To be done:
Collect every line that includes the string "orientation".

Material supplied:
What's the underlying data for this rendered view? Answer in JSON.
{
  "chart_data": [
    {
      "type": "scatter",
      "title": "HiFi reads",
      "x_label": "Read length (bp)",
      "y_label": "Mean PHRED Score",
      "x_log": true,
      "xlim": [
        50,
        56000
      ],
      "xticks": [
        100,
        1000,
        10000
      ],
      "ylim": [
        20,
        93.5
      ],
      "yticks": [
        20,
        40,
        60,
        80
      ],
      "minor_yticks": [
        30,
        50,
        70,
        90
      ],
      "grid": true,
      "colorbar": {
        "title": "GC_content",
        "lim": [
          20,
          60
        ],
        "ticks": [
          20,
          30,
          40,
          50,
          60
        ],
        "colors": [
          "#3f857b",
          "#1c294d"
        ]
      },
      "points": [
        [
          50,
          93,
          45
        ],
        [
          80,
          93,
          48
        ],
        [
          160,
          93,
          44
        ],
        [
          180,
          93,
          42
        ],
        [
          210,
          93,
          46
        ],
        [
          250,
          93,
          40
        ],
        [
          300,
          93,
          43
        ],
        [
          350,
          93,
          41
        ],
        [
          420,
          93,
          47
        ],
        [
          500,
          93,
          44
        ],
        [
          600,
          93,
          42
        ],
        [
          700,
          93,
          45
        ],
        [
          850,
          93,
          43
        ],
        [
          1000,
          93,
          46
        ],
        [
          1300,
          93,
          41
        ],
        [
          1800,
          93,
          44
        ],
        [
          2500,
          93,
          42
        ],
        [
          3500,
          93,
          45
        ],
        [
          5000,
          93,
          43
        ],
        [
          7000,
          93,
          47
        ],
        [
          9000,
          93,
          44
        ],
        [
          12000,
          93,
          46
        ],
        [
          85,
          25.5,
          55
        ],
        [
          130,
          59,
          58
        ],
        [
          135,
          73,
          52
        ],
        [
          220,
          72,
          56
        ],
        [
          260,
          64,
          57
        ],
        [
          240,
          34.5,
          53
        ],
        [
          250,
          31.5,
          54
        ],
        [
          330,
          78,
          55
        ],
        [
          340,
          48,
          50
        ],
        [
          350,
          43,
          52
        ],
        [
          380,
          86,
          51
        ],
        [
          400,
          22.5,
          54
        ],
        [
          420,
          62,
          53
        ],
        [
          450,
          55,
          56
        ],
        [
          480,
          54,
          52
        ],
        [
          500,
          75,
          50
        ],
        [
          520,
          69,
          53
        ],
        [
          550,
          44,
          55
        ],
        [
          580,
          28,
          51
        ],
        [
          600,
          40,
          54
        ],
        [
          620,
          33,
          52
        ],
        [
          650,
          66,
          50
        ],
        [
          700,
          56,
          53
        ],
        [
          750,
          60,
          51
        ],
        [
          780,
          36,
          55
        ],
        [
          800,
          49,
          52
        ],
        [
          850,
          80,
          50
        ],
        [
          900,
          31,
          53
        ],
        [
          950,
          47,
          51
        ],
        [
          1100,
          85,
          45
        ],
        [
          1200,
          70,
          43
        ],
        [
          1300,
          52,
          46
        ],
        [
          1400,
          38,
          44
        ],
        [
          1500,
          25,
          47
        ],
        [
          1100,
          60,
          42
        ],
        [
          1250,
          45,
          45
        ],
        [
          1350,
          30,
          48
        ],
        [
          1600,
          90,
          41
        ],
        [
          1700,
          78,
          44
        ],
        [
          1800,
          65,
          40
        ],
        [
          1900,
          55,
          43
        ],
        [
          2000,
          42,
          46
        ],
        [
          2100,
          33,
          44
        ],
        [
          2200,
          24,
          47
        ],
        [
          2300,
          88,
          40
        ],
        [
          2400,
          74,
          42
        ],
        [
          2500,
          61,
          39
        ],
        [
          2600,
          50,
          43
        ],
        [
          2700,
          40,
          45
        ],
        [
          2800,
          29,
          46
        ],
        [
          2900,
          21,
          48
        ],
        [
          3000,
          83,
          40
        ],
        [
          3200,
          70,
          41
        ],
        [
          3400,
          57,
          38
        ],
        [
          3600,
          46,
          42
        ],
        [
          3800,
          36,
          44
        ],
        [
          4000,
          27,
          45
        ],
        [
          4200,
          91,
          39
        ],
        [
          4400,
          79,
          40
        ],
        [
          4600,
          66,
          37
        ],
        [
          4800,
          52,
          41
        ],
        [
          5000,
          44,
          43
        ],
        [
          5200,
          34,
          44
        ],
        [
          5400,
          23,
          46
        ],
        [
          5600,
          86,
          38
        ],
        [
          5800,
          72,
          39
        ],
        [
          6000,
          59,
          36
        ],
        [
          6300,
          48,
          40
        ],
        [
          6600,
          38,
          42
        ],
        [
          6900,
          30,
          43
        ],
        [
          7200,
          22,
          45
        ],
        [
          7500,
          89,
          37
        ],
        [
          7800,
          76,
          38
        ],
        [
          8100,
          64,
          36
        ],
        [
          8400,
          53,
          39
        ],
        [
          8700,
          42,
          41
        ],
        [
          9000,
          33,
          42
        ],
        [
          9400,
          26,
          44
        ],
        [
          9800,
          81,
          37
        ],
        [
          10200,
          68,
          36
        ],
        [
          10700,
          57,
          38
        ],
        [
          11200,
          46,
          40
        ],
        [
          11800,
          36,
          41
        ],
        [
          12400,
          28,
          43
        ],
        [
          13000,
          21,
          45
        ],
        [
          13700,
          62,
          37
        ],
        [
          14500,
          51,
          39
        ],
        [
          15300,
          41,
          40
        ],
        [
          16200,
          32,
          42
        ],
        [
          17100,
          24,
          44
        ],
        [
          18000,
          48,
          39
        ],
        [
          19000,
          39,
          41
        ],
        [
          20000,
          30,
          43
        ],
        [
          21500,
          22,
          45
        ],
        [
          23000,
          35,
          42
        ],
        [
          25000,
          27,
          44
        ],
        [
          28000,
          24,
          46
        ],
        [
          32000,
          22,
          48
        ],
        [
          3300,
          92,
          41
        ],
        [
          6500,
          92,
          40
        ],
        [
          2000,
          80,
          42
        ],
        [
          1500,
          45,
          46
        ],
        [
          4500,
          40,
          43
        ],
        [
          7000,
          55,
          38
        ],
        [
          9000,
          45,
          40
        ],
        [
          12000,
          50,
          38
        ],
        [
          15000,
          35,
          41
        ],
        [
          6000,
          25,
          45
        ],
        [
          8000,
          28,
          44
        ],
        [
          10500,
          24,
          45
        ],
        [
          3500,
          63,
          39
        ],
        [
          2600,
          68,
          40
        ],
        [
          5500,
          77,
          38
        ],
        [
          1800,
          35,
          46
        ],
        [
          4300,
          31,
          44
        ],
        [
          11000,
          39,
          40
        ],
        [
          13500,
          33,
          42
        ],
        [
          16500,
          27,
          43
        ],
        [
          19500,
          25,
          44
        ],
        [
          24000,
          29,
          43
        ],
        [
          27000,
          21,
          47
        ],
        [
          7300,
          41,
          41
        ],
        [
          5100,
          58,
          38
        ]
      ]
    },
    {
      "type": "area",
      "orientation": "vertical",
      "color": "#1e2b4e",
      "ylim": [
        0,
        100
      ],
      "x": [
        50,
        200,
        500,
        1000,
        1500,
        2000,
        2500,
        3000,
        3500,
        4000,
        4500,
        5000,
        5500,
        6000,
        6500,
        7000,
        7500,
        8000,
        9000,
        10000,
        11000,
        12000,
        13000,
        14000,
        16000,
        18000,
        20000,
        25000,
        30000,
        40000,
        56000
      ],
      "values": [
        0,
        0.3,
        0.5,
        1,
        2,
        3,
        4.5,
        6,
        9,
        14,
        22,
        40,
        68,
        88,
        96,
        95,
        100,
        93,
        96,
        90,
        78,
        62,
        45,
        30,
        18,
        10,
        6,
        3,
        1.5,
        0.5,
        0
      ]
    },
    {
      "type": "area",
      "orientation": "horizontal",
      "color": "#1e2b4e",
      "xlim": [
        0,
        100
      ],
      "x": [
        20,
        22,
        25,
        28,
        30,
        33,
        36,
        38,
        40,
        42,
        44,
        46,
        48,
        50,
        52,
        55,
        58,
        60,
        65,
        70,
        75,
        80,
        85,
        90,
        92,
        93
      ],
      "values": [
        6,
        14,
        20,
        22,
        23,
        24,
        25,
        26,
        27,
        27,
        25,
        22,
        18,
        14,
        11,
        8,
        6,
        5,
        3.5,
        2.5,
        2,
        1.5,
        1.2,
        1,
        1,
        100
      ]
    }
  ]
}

Full answer:
      "orientation": "vertical",
      "orientation": "horizontal",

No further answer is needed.